Rows from a dataset
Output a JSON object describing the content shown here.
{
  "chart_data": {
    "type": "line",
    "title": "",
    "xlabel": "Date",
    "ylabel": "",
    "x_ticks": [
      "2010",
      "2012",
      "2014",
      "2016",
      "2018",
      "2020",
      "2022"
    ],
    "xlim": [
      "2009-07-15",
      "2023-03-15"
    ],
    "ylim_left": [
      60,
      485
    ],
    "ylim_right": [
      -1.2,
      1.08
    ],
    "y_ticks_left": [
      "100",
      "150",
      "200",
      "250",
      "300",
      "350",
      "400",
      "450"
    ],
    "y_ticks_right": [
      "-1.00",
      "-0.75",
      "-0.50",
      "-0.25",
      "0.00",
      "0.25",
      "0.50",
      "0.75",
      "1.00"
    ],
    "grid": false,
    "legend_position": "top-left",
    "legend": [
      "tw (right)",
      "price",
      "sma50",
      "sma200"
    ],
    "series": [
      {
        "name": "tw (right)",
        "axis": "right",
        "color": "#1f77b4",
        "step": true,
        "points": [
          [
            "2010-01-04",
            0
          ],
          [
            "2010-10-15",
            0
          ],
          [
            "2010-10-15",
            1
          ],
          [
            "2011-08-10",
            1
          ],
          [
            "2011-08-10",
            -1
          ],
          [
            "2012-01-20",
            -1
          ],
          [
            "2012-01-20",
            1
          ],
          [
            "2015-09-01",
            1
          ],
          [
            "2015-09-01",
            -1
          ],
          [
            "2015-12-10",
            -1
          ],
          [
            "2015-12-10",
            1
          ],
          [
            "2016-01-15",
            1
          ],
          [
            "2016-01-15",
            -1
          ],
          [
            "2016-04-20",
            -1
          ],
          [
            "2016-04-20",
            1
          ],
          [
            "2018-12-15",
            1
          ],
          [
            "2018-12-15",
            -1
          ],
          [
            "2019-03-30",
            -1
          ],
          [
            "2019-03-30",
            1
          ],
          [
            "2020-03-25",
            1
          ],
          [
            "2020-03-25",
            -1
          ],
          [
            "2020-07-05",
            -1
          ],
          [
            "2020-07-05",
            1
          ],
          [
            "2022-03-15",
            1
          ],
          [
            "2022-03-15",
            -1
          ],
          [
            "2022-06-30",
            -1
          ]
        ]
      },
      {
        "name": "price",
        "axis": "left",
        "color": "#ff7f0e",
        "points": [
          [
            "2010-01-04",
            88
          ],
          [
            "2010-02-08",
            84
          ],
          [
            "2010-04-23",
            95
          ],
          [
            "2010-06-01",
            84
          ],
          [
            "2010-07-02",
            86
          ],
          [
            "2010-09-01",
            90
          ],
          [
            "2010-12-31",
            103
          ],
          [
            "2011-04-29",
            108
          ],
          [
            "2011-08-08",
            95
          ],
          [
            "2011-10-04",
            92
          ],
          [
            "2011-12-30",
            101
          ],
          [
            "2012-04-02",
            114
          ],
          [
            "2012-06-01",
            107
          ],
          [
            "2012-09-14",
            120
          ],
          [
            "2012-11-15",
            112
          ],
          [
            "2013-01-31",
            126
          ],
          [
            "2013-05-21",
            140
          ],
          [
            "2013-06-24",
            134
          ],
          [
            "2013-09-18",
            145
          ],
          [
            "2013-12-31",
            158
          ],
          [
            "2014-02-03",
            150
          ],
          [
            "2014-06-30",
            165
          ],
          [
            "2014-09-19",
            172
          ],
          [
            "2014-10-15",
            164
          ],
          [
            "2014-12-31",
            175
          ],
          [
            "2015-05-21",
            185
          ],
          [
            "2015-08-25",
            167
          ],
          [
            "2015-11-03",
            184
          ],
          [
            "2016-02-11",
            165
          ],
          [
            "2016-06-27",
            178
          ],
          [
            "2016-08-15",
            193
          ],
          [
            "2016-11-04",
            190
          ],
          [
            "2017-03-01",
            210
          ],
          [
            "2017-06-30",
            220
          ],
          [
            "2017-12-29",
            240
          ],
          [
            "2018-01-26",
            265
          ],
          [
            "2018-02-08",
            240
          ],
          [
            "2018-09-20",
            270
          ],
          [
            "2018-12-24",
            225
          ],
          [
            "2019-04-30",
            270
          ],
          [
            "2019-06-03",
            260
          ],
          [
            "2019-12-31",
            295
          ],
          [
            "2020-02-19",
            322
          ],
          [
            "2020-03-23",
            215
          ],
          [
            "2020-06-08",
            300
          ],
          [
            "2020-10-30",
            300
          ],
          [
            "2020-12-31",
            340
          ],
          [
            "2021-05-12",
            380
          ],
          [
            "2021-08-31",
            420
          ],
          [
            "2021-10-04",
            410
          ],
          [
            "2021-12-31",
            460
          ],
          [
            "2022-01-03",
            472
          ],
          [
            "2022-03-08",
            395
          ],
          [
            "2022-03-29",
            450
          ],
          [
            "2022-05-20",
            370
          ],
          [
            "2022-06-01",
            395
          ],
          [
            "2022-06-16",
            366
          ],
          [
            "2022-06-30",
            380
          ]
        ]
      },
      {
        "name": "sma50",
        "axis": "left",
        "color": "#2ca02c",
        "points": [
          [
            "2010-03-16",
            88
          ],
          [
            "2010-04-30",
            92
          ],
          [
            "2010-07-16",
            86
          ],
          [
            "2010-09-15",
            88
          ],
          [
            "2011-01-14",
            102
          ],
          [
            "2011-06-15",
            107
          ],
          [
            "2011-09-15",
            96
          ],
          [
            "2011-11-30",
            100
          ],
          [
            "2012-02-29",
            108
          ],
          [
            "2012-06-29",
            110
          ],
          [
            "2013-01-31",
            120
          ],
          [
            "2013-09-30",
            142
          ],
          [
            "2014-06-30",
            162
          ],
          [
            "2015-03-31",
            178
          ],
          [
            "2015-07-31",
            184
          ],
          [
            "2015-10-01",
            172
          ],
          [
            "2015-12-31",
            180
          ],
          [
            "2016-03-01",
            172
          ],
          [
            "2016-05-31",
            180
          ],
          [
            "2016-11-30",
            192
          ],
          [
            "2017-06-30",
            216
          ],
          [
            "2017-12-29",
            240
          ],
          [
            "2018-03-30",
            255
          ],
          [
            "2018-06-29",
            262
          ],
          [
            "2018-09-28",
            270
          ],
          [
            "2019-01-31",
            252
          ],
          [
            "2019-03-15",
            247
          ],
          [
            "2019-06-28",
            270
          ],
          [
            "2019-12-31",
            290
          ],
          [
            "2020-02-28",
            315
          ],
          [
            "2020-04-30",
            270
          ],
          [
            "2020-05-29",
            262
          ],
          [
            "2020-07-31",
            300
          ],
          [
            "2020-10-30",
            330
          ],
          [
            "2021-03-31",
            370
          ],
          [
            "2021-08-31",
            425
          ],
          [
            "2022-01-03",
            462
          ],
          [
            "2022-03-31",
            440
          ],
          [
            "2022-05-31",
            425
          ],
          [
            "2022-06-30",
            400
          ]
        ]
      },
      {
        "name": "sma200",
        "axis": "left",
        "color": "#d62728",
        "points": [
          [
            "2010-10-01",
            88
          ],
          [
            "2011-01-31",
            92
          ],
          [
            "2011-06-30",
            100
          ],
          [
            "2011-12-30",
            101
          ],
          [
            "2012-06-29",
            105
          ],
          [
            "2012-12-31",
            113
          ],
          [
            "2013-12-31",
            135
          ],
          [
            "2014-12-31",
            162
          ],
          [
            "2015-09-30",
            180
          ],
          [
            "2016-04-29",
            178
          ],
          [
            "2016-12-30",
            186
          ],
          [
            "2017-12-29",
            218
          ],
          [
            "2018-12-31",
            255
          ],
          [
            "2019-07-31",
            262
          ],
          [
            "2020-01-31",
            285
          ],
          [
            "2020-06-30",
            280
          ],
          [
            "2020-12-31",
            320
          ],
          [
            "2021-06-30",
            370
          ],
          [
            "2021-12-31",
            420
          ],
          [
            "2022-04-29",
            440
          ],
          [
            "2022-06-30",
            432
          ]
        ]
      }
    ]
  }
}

INSTRUCTIONS FOR THE TASK>
Examine the data above and state how many of its lines contain the word "color", with no further remarks.

TASK SOLUTION>
4